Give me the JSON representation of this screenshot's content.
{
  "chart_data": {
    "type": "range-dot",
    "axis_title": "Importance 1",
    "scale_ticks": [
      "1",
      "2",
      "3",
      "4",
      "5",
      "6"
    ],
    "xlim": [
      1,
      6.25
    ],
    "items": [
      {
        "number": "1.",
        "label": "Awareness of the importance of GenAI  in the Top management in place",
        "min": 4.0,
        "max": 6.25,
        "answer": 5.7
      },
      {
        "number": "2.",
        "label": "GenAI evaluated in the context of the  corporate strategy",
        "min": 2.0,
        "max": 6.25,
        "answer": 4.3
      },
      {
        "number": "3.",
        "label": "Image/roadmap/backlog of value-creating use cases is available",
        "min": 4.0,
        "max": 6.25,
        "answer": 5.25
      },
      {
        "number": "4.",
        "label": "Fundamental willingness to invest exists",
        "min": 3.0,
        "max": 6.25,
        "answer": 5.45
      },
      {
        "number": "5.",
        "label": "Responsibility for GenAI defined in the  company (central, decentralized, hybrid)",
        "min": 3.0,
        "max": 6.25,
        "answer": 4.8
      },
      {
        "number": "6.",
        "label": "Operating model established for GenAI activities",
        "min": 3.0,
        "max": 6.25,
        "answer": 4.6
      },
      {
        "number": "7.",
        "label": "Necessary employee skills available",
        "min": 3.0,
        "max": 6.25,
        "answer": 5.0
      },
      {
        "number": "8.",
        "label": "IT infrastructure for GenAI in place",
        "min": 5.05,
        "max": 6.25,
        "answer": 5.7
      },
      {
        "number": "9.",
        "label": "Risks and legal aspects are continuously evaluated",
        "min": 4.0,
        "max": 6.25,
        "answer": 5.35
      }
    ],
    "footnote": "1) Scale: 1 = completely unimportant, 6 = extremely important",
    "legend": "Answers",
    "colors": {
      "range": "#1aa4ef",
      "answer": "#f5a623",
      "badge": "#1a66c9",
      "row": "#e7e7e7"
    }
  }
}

+++++

== AIM ==
From the data above, pick out each line containing "label" and copy it.

== RESULT FOR THIS TASK ==
        "label": "Awareness of the importance of GenAI  in the Top management in place",
        "label": "GenAI evaluated in the context of the  corporate strategy",
        "label": "Image/roadmap/backlog of value-creating use cases is available",
        "label": "Fundamental willingness to invest exists",
        "label": "Responsibility for GenAI defined in the  company (central, decentralized, hybrid)",
        "label": "Operating model established for GenAI activities",
        "label": "Necessary employee skills available",
        "label": "IT infrastructure for GenAI in place",
        "label": "Risks and legal aspects are continuously evaluated",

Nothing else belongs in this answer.